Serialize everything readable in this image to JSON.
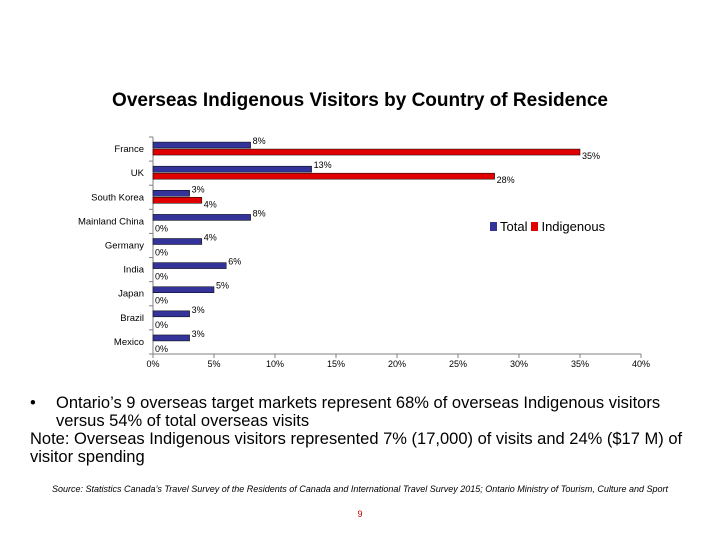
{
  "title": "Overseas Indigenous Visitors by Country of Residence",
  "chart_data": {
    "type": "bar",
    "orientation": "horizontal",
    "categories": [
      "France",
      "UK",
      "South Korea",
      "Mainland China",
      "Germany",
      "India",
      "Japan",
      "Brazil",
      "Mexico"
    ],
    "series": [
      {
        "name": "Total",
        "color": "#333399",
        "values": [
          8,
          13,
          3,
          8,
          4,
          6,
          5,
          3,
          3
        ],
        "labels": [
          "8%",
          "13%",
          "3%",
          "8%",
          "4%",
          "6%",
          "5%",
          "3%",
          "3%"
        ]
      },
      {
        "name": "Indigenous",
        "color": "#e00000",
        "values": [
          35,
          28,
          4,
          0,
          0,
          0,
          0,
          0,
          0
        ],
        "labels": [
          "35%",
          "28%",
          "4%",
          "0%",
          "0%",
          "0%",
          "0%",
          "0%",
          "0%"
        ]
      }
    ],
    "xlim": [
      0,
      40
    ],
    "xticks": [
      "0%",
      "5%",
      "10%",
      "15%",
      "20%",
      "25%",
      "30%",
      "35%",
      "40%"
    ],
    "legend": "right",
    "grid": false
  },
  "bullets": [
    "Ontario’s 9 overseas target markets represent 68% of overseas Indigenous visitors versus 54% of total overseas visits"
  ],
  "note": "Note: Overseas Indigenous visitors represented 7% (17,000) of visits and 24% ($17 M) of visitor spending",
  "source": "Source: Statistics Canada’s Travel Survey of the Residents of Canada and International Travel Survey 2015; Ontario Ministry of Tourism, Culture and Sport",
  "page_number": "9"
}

- - -

# YOUR INSTRUCTIONS:
Copy the material above in full and exactly, skipping pictures.

# ANSWER TO THE PROBLEM:
Serialize everything readable in this image to JSON.
{
  "title": "Overseas Indigenous Visitors by Country of Residence",
  "chart_data": {
    "type": "bar",
    "orientation": "horizontal",
    "categories": [
      "France",
      "UK",
      "South Korea",
      "Mainland China",
      "Germany",
      "India",
      "Japan",
      "Brazil",
      "Mexico"
    ],
    "series": [
      {
        "name": "Total",
        "color": "#333399",
        "values": [
          8,
          13,
          3,
          8,
          4,
          6,
          5,
          3,
          3
        ],
        "labels": [
          "8%",
          "13%",
          "3%",
          "8%",
          "4%",
          "6%",
          "5%",
          "3%",
          "3%"
        ]
      },
      {
        "name": "Indigenous",
        "color": "#e00000",
        "values": [
          35,
          28,
          4,
          0,
          0,
          0,
          0,
          0,
          0
        ],
        "labels": [
          "35%",
          "28%",
          "4%",
          "0%",
          "0%",
          "0%",
          "0%",
          "0%",
          "0%"
        ]
      }
    ],
    "xlim": [
      0,
      40
    ],
    "xticks": [
      "0%",
      "5%",
      "10%",
      "15%",
      "20%",
      "25%",
      "30%",
      "35%",
      "40%"
    ],
    "legend": "right",
    "grid": false
  },
  "bullets": [
    "Ontario’s 9 overseas target markets represent 68% of overseas Indigenous visitors versus 54% of total overseas visits"
  ],
  "note": "Note: Overseas Indigenous visitors represented 7% (17,000) of visits and 24% ($17 M) of visitor spending",
  "source": "Source: Statistics Canada’s Travel Survey of the Residents of Canada and International Travel Survey 2015; Ontario Ministry of Tourism, Culture and Sport",
  "page_number": "9"
}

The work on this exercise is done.